**** Texte fourni ****
Ce matin-là, David Bowie est tout ronchon. Mal dormi. Pas assez, surtout. La veille au soir, fraîchement arrivé en France, il a participé à une émission de télé pour France 2 dont il n'est pas satisfait. «On m'avait dit que l'enregistrement durerait une heure trente, or ça m'a pris presque trois heures.» Pour finir, le son de la traduction lui hurlait dans les oreilles et la conversation avec les invités (Moby, Damon Albarn...) ne le captivait guère. «A vrai dire, les seuls bons moments étaient ceux où je jouais avec mes musiciens. A chaque interruption, je n'avais qu'une hâte, c'était de remonter sur scène.»
Etincelles. A 56 ans et au bout de 26 albums, la vigueur artistique de Bowie paraît bien réelle. Partout, l'artiste répète à qui veut l'entendre qu'il s'éclate, que son enthousiasme d'auteur-compositeur est intact et que le groupe qui l'accompagne fait des étincelles.
****
**Exercice proposé:**
Reproduisez le passage de l'article sur David Bowie compris entre « Ce matin-là, David » et « fait des étincelles. », ces deux bornes incluses. Les enregistrements n'ont aucun rôle à jouer ici.
**** Enregistrements fournis ****
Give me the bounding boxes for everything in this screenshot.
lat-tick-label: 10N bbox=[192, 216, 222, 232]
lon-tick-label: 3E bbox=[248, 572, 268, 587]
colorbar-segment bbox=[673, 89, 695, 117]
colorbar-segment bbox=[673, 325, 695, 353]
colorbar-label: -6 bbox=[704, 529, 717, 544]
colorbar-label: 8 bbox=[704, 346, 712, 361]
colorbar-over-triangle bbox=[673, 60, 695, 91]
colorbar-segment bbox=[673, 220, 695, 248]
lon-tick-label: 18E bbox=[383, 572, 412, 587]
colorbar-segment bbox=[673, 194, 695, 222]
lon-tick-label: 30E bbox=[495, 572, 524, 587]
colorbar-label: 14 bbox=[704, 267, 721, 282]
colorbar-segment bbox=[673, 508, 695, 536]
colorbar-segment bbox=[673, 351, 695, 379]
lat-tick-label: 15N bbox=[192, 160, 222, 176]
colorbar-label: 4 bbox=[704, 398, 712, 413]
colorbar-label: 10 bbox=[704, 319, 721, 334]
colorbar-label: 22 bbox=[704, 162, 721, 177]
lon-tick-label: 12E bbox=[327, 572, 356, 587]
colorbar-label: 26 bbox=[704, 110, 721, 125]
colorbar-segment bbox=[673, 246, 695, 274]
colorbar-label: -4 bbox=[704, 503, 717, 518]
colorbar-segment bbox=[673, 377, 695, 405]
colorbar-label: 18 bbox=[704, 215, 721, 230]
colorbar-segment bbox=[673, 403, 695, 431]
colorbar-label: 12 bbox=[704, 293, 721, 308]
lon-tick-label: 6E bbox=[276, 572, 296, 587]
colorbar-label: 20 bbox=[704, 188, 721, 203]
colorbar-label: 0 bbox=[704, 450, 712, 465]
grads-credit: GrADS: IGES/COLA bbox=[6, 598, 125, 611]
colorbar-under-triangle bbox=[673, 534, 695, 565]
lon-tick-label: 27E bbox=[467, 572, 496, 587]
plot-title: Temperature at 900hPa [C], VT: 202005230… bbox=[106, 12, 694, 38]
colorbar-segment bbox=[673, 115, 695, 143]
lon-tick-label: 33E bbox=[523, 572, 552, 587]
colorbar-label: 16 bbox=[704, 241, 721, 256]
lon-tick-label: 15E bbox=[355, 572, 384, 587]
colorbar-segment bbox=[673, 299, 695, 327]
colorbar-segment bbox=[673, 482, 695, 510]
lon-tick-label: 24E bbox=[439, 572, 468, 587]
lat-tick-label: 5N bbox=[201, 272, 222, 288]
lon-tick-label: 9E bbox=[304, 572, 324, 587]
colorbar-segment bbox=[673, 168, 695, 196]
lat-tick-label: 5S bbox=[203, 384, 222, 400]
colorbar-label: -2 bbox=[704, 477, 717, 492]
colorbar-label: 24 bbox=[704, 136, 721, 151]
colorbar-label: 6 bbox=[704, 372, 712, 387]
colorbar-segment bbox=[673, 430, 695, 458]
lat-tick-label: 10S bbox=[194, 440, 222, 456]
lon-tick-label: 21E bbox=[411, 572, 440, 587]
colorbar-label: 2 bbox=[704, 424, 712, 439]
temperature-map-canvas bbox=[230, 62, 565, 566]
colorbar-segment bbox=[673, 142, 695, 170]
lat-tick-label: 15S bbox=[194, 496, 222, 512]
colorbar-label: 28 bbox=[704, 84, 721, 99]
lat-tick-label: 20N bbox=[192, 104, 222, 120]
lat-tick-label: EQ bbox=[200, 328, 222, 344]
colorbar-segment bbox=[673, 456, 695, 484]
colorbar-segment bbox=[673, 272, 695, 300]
****
**Réponse attendue:**
Ce matin-là, David Bowie est tout ronchon. Mal dormi. Pas assez, surtout. La veille au soir, fraîchement arrivé en France, il a participé à une émission de télé pour France 2 dont il n'est pas satisfait. «On m'avait dit que l'enregistrement durerait une heure trente, or ça m'a pris presque trois heures.» Pour finir, le son de la traduction lui hurlait dans les oreilles et la conversation avec les invités (Moby, Damon Albarn...) ne le captivait guère. «A vrai dire, les seuls bons moments étaient ceux où je jouais avec mes musiciens. A chaque interruption, je n'avais qu'une hâte, c'était de remonter sur scène.»
Etincelles. A 56 ans et au bout de 26 albums, la vigueur artistique de Bowie paraît bien réelle. Partout, l'artiste répète à qui veut l'entendre qu'il s'éclate, que son enthousiasme d'auteur-compositeur est intact et que le groupe qui l'accompagne fait des étincelles.